** Start **

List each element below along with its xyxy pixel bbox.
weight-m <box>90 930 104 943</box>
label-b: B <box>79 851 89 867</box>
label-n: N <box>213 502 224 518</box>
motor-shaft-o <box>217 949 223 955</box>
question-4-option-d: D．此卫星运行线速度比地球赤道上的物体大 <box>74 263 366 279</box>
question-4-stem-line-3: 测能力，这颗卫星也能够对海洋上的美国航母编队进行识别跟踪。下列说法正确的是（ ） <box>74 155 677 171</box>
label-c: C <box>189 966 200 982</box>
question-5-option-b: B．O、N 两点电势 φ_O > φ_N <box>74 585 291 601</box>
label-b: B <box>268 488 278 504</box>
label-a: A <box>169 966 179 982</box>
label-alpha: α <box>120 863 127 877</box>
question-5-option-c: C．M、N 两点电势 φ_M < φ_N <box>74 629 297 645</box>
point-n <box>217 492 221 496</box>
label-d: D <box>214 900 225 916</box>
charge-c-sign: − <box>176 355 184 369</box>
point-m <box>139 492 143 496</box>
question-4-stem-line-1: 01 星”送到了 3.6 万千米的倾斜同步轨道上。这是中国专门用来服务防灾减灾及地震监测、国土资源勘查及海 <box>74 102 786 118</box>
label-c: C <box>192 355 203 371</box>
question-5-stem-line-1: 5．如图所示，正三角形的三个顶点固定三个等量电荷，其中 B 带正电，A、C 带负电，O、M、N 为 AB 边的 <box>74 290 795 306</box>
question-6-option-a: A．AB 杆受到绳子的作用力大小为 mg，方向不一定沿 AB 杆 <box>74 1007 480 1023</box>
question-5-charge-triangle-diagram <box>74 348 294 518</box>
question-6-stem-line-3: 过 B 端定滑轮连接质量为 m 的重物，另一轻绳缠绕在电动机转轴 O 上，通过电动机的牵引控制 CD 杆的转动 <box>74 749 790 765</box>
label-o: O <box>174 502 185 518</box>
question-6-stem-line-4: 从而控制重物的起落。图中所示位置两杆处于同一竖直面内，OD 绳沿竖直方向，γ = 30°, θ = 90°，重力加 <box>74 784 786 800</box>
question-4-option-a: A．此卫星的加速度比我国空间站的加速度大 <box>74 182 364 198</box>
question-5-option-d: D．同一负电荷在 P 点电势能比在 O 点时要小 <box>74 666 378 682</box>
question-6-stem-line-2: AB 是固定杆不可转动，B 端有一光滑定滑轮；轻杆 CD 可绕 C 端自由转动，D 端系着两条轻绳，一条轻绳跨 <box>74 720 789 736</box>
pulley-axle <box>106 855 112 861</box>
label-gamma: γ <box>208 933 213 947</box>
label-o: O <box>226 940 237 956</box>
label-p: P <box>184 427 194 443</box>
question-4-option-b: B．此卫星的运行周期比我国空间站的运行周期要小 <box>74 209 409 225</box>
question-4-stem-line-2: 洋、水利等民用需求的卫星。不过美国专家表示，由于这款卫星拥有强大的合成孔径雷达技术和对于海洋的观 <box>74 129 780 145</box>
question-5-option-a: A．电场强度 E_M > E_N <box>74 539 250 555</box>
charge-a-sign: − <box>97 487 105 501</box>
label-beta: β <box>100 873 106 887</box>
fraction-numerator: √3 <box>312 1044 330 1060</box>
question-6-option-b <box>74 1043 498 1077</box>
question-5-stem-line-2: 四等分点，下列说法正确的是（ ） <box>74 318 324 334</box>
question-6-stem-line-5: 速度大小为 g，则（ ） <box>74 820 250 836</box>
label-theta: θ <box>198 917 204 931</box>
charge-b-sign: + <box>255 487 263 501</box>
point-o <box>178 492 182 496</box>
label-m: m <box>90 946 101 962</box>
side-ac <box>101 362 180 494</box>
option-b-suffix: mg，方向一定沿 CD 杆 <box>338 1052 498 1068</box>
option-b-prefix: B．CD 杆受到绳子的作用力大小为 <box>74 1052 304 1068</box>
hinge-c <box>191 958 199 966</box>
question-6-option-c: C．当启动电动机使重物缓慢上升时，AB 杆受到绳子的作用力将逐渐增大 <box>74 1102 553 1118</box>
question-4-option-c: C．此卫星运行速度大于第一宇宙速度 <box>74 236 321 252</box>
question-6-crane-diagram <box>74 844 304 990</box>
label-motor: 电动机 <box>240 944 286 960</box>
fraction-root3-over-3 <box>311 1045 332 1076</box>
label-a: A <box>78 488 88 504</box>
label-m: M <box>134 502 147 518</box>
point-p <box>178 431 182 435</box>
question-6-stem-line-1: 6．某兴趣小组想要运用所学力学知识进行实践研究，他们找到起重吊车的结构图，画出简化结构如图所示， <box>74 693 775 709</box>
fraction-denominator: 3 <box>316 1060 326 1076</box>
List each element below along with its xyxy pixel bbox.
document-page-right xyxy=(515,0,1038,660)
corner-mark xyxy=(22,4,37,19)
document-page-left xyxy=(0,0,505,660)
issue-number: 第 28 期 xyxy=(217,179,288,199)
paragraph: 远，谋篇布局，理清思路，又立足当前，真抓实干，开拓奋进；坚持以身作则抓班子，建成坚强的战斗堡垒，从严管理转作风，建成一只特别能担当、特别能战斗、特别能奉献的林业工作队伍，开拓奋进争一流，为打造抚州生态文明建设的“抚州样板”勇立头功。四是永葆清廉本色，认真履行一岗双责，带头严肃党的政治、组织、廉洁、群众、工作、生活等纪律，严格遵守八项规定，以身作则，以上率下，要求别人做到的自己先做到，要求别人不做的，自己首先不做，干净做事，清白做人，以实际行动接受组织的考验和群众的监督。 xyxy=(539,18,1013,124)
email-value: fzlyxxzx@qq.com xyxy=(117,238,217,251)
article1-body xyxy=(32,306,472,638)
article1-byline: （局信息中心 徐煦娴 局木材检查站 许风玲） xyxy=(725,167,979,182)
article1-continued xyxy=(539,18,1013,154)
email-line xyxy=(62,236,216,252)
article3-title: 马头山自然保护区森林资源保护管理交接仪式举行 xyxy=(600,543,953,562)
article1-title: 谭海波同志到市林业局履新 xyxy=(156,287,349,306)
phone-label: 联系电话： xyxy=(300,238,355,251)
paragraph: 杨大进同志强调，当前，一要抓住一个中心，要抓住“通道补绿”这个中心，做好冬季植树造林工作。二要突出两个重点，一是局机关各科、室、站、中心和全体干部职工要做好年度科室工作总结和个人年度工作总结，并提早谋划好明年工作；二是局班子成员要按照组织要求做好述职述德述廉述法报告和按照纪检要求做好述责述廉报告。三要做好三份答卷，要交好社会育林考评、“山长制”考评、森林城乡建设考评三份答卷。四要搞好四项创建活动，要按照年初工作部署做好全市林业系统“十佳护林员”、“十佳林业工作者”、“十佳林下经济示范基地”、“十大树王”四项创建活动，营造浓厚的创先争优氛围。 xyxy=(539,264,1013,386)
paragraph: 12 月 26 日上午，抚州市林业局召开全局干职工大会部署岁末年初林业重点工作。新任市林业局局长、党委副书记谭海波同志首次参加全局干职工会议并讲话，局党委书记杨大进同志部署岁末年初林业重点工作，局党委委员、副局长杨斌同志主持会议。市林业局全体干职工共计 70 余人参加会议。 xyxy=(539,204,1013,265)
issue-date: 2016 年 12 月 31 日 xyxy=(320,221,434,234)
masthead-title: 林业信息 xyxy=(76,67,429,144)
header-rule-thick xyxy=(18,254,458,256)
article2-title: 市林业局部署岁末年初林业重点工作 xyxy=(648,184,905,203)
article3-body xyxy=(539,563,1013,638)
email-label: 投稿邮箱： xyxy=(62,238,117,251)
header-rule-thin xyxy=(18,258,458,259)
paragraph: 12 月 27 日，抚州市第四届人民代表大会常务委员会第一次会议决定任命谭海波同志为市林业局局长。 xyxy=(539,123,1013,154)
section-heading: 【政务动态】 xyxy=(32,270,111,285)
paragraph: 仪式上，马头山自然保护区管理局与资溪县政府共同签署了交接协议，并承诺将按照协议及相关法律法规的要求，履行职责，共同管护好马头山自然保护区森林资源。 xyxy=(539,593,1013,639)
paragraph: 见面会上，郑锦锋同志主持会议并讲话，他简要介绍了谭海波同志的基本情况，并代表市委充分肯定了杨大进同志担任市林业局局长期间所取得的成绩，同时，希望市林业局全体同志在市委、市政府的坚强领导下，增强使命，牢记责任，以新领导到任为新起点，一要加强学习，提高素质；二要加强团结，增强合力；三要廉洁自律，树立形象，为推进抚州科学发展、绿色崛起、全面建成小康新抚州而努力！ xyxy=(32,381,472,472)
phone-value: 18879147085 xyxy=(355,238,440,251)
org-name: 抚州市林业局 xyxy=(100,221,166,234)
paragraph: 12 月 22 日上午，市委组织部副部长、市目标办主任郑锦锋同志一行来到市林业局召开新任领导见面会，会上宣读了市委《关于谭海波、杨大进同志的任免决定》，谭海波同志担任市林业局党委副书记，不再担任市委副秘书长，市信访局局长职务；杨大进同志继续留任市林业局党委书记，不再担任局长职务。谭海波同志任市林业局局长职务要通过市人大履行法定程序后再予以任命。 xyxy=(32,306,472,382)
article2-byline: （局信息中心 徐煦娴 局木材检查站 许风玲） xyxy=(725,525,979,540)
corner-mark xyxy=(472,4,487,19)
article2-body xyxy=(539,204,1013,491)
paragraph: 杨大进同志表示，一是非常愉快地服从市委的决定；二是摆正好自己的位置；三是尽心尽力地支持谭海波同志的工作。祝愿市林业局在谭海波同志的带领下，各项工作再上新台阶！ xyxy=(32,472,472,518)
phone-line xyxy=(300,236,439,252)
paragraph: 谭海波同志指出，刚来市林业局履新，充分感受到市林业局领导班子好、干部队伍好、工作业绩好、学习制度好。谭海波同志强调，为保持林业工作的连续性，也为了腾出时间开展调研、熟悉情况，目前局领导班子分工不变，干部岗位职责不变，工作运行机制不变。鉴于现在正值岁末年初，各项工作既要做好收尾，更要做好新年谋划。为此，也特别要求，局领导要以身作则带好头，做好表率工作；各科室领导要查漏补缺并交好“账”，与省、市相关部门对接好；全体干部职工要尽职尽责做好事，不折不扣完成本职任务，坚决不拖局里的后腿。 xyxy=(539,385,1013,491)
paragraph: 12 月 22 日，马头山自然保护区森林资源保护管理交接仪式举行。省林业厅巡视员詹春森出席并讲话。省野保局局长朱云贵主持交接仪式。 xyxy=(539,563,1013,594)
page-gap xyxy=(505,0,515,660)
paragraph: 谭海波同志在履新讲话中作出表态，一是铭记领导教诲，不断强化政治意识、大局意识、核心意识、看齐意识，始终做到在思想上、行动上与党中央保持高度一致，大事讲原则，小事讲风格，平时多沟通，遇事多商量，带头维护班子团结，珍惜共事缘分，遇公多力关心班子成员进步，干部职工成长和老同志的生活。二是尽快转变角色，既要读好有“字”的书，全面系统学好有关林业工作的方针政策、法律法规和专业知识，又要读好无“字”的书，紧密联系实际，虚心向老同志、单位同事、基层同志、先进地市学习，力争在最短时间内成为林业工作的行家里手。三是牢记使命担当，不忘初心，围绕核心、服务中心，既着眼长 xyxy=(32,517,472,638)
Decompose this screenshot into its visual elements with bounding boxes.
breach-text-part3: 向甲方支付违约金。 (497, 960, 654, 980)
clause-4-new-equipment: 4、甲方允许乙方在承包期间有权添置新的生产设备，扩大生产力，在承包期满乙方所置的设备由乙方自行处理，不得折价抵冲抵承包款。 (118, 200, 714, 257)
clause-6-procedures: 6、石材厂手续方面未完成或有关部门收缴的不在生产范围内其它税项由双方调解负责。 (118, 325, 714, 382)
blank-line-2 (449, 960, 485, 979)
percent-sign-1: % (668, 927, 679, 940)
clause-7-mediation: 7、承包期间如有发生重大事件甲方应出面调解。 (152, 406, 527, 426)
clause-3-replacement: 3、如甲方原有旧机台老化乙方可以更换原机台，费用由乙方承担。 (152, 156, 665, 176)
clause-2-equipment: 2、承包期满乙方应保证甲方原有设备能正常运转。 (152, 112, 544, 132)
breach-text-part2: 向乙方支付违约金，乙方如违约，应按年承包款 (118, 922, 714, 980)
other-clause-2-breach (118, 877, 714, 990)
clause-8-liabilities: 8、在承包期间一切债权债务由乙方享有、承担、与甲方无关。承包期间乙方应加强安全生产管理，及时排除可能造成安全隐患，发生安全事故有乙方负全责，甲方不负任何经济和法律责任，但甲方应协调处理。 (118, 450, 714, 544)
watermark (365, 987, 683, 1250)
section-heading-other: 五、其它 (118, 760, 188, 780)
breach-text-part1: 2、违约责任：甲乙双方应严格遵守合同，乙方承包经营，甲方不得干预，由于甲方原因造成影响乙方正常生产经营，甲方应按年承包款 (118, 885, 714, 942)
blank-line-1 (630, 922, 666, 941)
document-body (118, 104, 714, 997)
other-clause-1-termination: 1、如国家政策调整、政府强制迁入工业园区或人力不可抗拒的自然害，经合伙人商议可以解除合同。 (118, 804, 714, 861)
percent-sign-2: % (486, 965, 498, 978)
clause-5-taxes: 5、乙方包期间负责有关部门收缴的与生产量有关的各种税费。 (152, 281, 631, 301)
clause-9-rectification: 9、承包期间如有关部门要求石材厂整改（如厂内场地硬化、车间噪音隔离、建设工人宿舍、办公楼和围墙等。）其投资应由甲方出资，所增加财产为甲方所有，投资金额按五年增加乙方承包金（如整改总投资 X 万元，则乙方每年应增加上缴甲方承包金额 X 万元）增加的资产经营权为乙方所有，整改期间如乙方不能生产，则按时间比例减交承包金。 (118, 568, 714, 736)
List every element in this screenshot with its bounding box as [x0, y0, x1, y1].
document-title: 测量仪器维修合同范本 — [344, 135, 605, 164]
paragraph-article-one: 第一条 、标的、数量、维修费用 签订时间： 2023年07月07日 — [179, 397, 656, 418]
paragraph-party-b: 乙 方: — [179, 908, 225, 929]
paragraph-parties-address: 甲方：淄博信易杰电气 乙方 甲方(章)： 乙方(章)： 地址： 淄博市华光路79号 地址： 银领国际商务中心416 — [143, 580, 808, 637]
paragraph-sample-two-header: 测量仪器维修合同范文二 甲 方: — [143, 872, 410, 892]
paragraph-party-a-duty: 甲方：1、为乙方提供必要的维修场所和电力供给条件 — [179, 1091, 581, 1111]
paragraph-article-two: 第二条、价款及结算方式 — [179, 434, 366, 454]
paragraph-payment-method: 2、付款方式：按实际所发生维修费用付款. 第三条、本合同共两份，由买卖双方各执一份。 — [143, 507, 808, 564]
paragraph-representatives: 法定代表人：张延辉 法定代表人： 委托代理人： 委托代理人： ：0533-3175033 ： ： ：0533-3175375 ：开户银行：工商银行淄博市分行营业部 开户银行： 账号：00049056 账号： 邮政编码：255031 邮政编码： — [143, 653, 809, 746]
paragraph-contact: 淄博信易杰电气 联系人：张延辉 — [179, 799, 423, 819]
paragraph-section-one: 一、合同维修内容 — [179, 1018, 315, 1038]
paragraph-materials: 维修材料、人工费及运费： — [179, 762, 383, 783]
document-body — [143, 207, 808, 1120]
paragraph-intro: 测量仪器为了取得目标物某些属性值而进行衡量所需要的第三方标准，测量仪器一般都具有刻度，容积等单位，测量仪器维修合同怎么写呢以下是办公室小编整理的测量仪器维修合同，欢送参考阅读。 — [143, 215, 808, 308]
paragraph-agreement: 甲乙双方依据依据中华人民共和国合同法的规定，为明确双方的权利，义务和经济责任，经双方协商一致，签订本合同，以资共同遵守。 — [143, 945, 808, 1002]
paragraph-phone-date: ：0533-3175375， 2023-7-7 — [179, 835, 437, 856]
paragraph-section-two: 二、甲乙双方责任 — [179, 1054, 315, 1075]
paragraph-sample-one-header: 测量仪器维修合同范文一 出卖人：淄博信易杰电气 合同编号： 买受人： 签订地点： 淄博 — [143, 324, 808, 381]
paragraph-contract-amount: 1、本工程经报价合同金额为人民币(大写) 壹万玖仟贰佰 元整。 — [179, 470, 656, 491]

** End **

Task prompt |
Arrange the material from its first line through the line containing "question-4-option-d: D．此卫星运行线速度比地球赤道上的物体大 <box>74" as a numbered list, leaving out any blank lines.

Expected answer |
1. List each element below along with its xyxy pixel bbox.
2. weight-m <box>90 930 104 943</box>
3. label-b: B <box>79 851 89 867</box>
4. label-n: N <box>213 502 224 518</box>
5. motor-shaft-o <box>217 949 223 955</box>
6. question-4-option-d: D．此卫星运行线速度比地球赤道上的物体大 <box>74 263 366 279</box>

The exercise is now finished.